- _SET PROBLEM_
Pull out every line below holding the word "page".

* START ENTRIES PROVIDED *

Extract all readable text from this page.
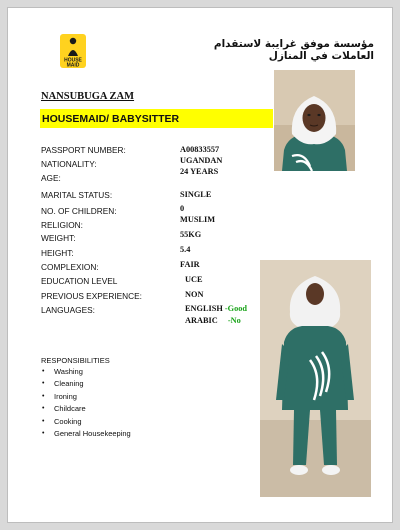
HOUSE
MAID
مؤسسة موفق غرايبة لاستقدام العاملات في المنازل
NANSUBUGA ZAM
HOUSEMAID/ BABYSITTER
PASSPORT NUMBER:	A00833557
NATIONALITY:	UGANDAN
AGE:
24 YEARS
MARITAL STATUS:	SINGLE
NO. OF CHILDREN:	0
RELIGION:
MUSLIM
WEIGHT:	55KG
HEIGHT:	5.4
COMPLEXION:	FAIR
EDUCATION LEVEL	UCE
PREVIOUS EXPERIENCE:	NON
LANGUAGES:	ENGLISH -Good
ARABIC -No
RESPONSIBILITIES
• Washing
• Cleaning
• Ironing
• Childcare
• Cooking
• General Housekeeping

* END ENTRIES PROVIDED *
* START ENTRIES PROVIDED *

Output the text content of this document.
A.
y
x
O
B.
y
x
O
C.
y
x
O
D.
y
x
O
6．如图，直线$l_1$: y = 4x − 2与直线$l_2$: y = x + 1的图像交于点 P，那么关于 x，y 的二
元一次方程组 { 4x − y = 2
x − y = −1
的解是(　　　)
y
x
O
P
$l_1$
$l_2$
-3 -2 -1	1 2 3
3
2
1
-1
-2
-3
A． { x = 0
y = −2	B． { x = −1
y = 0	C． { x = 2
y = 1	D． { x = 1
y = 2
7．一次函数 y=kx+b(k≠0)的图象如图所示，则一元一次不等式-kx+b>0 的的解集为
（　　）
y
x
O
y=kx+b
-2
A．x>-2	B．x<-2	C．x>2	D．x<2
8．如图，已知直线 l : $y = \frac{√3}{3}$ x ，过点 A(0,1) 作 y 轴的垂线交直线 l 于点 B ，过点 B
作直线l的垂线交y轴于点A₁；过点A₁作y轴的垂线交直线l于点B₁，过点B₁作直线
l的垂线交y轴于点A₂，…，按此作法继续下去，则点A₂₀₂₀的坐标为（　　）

* END ENTRIES PROVIDED *
* START ENTRIES PROVIDED *

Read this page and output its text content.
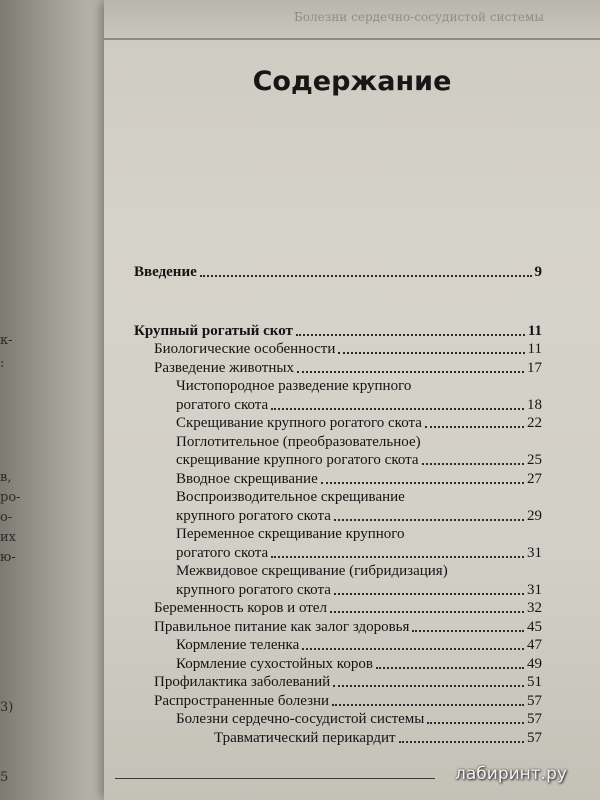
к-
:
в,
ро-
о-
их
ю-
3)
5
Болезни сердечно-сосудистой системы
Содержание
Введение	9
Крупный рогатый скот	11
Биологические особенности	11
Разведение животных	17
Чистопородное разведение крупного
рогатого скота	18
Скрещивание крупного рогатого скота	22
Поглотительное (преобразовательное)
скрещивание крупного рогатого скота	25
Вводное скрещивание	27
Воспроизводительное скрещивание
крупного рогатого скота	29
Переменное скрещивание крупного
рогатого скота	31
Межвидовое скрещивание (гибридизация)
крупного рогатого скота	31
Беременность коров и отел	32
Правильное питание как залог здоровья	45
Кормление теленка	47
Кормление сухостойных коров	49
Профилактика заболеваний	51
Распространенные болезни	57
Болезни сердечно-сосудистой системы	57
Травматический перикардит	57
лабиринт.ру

* END ENTRIES PROVIDED *

- _PROBLEM SOLUTION_
Extract all readable text from this page.
Read this page and output its text content.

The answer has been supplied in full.